Material supplied =>
[BEGIN]
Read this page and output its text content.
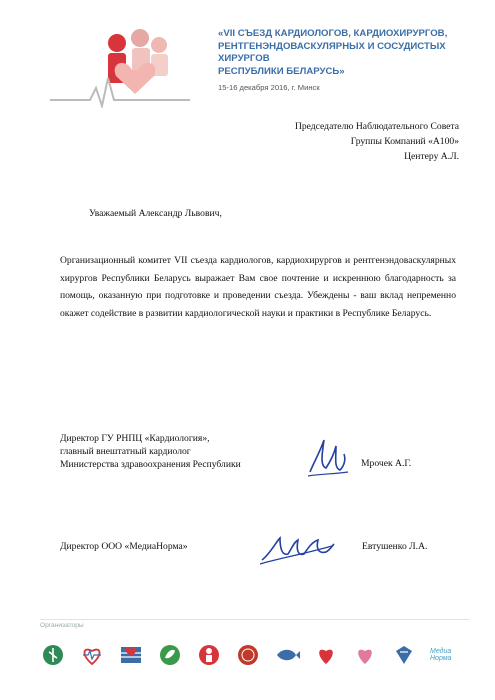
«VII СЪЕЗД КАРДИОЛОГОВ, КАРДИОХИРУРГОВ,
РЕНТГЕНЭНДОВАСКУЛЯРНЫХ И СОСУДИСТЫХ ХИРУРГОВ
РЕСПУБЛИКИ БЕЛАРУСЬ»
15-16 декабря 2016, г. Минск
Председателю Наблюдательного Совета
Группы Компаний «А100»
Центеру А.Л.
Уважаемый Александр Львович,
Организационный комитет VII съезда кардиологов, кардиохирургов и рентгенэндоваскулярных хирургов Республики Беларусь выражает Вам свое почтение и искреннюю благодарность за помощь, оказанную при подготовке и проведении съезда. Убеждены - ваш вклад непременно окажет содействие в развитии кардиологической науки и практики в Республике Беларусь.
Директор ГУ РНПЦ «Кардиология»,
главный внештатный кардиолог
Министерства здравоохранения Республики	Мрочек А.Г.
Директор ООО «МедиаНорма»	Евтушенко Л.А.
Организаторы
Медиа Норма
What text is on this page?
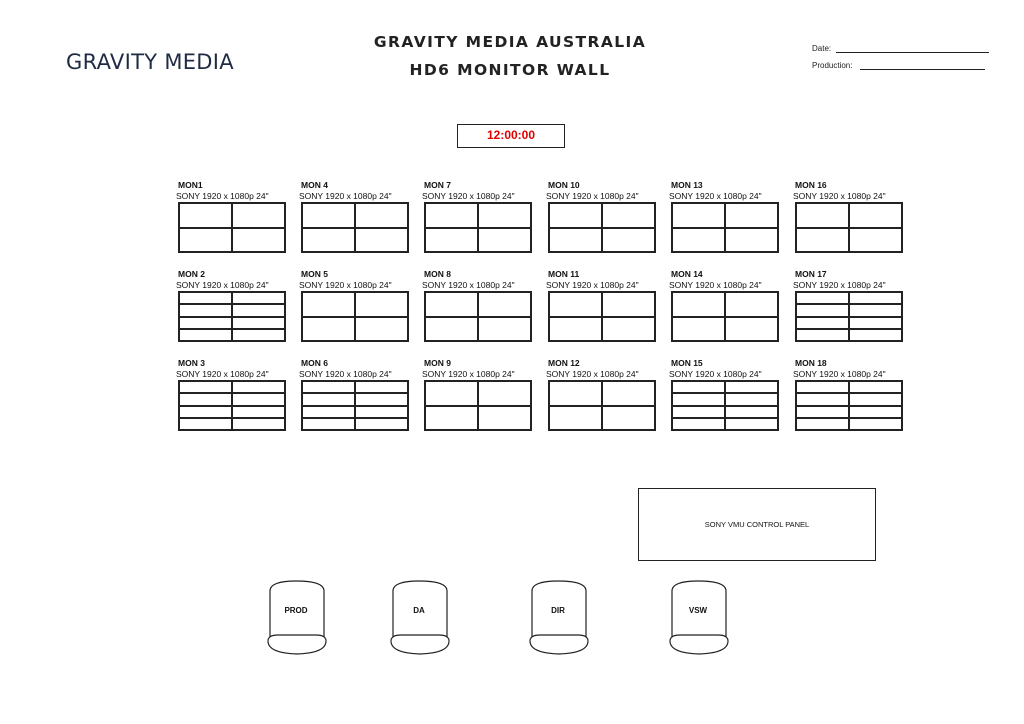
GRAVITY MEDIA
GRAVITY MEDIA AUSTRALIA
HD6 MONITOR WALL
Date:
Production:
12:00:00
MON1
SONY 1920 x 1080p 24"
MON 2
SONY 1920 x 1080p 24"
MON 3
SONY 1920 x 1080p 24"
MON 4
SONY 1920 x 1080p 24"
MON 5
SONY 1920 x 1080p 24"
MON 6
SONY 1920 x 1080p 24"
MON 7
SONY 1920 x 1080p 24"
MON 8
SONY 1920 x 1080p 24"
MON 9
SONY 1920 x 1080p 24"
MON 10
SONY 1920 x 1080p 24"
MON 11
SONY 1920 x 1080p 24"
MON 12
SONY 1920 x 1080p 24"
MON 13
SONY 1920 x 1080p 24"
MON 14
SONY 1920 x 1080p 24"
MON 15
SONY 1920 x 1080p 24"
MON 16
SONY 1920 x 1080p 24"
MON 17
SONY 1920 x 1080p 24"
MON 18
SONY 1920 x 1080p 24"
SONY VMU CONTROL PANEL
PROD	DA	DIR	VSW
[END]
Task statement => The lines to copy run from the line containing "What text is on this page?" through the end of the data above; copy exactly those, minus the pictures.

Worked solution =>
What text is on this page?
GRAVITY MEDIA
GRAVITY MEDIA AUSTRALIA
HD6 MONITOR WALL
Date:
Production:
12:00:00
MON1
SONY 1920 x 1080p 24"
MON 2
SONY 1920 x 1080p 24"
MON 3
SONY 1920 x 1080p 24"
MON 4
SONY 1920 x 1080p 24"
MON 5
SONY 1920 x 1080p 24"
MON 6
SONY 1920 x 1080p 24"
MON 7
SONY 1920 x 1080p 24"
MON 8
SONY 1920 x 1080p 24"
MON 9
SONY 1920 x 1080p 24"
MON 10
SONY 1920 x 1080p 24"
MON 11
SONY 1920 x 1080p 24"
MON 12
SONY 1920 x 1080p 24"
MON 13
SONY 1920 x 1080p 24"
MON 14
SONY 1920 x 1080p 24"
MON 15
SONY 1920 x 1080p 24"
MON 16
SONY 1920 x 1080p 24"
MON 17
SONY 1920 x 1080p 24"
MON 18
SONY 1920 x 1080p 24"
SONY VMU CONTROL PANEL
PROD	DA	DIR	VSW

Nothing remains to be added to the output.